▶ **EXERCISE OBJECTIVE**: Your task is to filter the data below down to the lines holding "name".

▶ **DATA TO USE**:
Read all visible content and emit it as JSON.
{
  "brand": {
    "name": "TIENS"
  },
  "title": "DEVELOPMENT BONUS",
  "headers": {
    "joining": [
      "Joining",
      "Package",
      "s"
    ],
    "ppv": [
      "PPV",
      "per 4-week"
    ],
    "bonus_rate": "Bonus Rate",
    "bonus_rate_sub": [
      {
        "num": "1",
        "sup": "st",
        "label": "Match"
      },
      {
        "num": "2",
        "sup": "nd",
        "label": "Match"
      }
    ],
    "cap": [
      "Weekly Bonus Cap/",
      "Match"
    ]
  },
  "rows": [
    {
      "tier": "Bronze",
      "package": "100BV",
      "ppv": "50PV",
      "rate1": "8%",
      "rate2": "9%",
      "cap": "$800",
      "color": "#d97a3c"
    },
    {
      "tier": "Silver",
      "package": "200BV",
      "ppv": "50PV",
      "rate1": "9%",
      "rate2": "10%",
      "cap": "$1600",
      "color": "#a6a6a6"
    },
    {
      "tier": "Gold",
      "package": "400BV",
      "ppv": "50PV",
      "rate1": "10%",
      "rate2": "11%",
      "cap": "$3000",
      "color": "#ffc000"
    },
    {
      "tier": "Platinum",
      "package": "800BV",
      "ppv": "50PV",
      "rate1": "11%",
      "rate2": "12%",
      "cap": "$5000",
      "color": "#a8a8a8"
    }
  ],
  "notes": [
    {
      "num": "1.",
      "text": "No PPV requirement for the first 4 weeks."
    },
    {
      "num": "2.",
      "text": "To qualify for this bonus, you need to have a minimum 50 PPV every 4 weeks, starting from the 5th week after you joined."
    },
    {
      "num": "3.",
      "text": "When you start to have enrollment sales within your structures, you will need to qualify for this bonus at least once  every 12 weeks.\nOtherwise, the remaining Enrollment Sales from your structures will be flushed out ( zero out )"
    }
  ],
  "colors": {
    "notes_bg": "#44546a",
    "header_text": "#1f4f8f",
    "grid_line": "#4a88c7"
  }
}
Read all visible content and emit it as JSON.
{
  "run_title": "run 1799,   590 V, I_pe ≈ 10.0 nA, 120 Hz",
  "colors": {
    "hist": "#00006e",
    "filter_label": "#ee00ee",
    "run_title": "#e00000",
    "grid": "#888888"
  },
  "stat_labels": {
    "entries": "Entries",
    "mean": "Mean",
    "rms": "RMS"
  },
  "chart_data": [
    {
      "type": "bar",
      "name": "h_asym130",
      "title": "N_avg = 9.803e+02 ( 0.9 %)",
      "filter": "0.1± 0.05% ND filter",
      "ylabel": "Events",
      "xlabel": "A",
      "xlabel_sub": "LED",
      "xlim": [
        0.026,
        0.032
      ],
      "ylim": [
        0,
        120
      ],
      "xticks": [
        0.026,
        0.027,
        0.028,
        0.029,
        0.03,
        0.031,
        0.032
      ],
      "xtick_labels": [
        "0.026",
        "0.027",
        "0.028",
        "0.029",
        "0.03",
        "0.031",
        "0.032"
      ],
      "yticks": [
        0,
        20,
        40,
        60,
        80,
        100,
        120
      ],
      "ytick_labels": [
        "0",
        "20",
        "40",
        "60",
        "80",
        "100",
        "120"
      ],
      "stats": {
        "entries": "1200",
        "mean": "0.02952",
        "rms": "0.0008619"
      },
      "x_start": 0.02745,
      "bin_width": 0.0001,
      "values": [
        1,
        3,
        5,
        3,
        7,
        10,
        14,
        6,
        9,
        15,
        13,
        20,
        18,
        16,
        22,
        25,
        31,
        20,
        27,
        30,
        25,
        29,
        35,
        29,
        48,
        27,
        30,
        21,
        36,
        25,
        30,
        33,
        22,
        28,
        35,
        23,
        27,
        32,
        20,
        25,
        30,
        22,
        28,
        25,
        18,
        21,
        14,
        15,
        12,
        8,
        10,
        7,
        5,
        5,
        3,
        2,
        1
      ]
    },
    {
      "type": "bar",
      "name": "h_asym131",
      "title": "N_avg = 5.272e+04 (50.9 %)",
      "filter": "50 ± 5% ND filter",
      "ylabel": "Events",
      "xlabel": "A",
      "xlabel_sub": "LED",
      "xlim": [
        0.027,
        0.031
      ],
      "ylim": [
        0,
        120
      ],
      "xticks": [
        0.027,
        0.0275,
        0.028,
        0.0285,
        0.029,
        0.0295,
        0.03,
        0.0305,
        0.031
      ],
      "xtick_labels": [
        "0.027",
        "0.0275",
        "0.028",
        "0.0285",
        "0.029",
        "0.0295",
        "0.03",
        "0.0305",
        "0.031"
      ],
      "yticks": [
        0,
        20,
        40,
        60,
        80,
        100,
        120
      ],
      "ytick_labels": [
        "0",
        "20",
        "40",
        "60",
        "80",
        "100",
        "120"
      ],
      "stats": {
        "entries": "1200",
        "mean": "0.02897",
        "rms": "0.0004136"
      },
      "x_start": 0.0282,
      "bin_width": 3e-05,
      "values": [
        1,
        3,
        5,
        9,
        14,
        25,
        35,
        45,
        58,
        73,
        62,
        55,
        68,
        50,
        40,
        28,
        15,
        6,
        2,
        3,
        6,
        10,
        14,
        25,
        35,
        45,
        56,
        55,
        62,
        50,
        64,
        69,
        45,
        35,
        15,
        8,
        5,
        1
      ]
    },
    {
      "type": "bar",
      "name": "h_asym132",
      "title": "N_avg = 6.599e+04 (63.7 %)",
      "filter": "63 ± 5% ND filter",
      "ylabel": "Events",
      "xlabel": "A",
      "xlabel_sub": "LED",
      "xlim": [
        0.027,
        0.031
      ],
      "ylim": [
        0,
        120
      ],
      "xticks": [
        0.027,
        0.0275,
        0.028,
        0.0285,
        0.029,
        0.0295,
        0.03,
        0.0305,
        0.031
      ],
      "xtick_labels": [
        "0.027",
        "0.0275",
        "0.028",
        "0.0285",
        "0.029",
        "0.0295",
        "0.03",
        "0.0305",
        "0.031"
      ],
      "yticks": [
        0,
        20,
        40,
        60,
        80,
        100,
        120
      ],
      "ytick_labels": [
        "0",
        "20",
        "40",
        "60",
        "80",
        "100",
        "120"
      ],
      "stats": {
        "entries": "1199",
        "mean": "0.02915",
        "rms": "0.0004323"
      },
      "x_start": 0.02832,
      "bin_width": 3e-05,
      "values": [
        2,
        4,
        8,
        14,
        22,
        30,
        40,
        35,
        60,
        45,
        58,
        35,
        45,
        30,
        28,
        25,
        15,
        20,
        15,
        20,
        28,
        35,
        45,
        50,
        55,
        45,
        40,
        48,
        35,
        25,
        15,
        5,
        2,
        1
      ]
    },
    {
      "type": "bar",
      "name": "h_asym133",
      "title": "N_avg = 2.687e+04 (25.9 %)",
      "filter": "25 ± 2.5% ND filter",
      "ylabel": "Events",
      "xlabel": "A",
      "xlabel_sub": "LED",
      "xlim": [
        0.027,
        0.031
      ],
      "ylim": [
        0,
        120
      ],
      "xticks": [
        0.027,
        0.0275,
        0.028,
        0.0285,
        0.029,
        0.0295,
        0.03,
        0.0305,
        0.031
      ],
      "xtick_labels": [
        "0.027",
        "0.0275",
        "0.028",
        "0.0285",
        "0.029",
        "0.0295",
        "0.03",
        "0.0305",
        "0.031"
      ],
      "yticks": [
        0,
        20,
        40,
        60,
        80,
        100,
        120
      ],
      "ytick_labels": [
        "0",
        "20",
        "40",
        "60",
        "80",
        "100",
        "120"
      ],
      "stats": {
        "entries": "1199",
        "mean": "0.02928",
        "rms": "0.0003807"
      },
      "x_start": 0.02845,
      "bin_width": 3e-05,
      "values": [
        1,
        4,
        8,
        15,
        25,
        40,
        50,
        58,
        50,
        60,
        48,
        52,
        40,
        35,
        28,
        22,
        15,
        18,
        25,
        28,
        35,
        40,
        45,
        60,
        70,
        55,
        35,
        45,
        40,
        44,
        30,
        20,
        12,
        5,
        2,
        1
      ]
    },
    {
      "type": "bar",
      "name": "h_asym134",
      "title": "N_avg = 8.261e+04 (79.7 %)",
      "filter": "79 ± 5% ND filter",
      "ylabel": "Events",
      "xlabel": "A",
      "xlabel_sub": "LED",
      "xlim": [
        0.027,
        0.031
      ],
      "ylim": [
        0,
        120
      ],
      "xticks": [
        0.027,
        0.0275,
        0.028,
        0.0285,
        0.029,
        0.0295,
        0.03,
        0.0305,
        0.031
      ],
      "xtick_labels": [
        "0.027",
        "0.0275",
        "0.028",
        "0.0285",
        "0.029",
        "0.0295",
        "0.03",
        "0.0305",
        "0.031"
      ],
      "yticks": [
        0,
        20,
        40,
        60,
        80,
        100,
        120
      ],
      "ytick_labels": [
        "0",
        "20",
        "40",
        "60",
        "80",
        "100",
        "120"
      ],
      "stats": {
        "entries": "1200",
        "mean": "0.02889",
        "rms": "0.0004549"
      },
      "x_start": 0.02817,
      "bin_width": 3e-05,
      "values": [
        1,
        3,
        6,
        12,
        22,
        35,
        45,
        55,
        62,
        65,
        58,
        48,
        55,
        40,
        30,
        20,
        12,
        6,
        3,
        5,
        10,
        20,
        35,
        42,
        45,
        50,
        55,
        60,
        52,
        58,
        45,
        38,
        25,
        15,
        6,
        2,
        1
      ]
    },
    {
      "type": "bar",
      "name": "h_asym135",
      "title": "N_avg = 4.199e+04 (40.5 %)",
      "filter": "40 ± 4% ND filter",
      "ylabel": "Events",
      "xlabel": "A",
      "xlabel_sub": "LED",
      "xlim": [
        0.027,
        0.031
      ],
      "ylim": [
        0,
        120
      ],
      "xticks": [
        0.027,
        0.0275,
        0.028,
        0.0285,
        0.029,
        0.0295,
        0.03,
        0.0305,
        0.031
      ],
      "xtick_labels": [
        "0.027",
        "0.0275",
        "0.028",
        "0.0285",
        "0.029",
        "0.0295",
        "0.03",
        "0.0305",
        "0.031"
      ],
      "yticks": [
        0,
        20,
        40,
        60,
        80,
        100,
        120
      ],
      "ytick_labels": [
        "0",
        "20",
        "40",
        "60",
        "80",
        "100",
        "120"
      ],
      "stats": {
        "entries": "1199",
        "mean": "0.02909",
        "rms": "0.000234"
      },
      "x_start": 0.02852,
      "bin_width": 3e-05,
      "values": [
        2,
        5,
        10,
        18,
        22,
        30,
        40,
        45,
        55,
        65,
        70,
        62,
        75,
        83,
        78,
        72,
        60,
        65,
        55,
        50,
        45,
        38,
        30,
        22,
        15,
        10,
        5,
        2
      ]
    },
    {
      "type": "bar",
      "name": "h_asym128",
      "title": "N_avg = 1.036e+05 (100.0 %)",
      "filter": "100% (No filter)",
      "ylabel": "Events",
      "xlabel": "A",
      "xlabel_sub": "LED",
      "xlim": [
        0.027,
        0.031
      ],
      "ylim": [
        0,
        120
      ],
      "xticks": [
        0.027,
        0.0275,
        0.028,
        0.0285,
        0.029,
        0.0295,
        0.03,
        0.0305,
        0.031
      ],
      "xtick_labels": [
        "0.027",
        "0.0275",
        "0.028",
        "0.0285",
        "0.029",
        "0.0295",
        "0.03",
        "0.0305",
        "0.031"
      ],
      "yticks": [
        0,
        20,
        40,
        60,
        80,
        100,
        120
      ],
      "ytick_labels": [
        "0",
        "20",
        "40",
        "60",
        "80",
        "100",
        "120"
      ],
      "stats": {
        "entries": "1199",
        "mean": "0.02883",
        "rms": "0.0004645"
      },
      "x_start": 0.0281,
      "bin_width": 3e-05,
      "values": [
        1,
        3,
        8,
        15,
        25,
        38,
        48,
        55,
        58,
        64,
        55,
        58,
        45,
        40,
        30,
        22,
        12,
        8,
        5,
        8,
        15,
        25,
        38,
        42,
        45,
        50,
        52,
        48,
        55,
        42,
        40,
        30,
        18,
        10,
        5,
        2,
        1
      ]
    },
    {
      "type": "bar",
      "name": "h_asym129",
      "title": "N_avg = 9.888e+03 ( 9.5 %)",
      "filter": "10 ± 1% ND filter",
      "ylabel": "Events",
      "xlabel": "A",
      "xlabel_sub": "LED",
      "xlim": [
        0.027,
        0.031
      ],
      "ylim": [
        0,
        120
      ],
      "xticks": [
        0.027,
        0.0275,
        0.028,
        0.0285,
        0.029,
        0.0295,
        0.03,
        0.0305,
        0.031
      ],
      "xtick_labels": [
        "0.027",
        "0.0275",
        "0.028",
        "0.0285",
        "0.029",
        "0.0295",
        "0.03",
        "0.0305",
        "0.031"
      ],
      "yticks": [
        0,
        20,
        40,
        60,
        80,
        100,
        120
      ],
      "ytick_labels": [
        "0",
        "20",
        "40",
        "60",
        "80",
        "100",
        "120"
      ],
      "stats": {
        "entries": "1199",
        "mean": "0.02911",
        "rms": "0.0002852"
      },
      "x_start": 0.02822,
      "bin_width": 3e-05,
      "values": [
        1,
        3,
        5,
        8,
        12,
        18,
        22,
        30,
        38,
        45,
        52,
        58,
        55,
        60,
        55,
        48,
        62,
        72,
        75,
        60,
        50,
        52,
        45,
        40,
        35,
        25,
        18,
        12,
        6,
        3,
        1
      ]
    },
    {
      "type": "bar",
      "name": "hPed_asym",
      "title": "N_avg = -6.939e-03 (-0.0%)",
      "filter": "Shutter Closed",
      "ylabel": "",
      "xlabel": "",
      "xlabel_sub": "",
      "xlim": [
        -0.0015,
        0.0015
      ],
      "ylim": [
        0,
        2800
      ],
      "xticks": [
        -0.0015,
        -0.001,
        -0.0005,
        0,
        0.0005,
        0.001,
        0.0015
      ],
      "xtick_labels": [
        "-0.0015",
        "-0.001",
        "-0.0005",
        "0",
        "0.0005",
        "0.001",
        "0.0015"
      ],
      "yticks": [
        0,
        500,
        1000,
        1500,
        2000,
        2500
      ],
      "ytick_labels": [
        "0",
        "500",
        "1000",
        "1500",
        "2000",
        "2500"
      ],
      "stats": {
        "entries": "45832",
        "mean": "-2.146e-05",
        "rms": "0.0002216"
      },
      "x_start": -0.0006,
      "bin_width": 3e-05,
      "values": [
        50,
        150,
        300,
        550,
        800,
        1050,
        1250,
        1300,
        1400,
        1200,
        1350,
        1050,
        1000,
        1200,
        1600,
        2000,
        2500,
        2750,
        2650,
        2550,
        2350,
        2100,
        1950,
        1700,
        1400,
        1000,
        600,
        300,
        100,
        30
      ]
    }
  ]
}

▶ **SOLVED PROBLEM**:
    "name": "TIENS"
      "name": "h_asym130",
      "name": "h_asym131",
      "name": "h_asym132",
      "name": "h_asym133",
      "name": "h_asym134",
      "name": "h_asym135",
      "name": "h_asym128",
      "name": "h_asym129",
      "name": "hPed_asym",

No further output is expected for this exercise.